Records that describe figures:
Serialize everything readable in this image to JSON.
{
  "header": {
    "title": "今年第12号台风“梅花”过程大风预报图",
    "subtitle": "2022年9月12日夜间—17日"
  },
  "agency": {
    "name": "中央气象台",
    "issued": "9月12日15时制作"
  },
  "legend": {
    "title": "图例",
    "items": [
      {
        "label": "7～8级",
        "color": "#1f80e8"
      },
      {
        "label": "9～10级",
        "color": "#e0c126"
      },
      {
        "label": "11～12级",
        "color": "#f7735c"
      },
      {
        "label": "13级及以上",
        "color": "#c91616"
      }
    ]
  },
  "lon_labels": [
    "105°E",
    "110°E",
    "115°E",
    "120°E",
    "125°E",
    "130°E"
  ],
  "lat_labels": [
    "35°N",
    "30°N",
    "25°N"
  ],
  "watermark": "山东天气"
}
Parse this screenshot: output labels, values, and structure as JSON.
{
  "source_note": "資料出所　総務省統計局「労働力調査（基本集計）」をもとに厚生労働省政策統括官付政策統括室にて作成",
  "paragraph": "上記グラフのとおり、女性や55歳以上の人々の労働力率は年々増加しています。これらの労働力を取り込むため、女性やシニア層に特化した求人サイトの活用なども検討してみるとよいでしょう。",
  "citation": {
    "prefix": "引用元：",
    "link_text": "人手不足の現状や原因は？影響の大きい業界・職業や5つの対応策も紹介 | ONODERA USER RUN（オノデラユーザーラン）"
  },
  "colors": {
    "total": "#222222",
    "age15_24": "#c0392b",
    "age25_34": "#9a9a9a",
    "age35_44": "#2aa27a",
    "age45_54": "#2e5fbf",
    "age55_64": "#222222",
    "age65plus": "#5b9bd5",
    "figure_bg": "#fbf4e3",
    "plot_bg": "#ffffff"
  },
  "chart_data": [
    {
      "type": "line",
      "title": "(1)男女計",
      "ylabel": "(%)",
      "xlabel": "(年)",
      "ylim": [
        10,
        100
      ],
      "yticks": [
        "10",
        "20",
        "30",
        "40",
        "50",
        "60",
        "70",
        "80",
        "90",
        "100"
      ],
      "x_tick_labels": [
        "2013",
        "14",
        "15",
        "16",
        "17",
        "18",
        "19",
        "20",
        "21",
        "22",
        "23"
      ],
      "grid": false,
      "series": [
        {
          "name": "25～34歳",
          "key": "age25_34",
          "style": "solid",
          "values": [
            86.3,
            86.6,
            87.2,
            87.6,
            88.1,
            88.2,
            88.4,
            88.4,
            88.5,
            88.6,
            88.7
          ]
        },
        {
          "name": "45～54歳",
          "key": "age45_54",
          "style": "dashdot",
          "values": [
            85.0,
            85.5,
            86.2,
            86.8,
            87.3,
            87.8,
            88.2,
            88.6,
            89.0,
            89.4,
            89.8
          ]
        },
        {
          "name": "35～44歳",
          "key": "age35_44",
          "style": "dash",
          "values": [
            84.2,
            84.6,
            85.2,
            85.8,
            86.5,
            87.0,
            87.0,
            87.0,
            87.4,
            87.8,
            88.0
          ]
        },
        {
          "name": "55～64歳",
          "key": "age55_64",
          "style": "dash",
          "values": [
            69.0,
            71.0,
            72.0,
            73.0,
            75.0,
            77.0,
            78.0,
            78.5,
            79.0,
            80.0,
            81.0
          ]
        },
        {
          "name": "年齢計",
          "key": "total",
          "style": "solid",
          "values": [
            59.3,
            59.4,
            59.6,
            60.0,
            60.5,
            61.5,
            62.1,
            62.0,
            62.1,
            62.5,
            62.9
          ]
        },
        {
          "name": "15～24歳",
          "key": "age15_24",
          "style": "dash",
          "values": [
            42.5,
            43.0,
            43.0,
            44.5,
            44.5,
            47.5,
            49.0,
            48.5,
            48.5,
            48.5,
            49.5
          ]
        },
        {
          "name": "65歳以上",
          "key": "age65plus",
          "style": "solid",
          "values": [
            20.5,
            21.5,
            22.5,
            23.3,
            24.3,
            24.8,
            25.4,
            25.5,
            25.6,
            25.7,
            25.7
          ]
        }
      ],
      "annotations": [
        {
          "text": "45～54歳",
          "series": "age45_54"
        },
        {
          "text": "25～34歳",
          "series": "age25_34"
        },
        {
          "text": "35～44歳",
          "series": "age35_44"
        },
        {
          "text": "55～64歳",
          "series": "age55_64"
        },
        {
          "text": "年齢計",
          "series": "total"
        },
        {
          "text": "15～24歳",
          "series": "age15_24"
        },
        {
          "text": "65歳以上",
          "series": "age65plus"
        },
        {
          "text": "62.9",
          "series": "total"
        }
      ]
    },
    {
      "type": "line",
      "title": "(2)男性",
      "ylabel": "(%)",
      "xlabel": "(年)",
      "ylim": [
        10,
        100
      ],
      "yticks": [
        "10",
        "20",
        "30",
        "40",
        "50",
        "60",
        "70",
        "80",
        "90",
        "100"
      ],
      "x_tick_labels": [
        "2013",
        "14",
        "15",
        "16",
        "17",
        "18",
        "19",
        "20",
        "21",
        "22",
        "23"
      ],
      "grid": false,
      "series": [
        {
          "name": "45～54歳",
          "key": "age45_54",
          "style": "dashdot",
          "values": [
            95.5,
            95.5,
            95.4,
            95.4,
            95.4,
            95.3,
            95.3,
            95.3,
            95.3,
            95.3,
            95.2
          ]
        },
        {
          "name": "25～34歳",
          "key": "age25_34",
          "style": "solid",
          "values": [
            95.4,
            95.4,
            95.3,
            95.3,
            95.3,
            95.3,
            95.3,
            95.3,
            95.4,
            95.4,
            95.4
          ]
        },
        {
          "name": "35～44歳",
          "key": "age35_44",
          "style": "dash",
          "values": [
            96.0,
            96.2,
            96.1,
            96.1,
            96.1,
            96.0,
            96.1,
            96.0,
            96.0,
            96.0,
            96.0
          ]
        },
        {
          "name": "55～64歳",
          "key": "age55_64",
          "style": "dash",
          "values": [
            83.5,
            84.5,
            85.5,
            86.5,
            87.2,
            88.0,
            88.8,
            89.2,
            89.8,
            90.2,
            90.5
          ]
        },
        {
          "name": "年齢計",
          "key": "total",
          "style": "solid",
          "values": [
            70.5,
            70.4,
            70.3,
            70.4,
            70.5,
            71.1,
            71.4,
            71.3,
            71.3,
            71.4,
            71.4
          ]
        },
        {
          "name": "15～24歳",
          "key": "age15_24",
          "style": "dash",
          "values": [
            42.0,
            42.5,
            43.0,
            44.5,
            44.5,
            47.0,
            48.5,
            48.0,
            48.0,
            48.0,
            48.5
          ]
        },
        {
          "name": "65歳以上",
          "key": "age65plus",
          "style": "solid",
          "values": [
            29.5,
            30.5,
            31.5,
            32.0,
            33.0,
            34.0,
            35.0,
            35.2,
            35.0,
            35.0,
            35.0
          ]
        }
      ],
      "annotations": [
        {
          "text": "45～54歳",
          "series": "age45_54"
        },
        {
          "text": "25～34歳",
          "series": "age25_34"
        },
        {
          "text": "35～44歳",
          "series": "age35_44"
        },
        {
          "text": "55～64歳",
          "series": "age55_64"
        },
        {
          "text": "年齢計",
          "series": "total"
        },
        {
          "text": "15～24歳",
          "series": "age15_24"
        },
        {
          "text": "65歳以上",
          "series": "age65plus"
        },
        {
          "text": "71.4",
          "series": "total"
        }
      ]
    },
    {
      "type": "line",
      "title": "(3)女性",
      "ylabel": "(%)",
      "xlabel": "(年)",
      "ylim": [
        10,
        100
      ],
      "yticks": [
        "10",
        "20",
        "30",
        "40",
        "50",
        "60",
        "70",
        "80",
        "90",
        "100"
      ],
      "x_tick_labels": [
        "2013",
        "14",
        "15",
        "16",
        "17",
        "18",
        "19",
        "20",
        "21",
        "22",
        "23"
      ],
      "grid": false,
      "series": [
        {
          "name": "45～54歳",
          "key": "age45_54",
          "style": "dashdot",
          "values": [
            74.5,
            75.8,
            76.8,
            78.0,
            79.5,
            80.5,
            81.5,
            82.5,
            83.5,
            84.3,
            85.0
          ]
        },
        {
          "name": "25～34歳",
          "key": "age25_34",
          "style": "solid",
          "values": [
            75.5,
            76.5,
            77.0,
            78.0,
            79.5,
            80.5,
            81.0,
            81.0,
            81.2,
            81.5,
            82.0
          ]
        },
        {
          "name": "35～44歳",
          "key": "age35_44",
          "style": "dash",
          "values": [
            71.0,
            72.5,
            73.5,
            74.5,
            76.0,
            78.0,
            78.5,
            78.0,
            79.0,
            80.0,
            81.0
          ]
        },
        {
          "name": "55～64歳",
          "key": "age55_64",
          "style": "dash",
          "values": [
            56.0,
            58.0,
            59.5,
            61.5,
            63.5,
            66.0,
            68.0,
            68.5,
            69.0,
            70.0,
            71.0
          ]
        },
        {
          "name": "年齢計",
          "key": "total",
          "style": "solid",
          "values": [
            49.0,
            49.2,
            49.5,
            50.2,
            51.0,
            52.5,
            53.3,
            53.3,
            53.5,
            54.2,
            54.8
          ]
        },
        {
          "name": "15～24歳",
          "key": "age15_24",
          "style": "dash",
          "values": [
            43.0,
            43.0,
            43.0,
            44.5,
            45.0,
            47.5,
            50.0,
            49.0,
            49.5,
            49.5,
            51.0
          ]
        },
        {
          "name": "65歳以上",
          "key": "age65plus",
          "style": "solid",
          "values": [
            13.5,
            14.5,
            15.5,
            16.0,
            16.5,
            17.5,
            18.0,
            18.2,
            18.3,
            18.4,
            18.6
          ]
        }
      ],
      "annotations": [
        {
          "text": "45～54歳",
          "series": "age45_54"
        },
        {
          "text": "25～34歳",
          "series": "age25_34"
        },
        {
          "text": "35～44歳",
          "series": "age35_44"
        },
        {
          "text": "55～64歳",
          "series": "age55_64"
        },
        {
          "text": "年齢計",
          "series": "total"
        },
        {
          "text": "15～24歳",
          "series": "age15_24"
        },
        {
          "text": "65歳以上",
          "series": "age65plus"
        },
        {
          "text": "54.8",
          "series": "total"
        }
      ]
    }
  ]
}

> [EXERCISE PROMPT] Where a line in the entries holds "this", copy that line.

> [EXERCISE ANSWER]
Serialize everything readable in this image to JSON.
Parse this screenshot: output labels, values, and structure as JSON.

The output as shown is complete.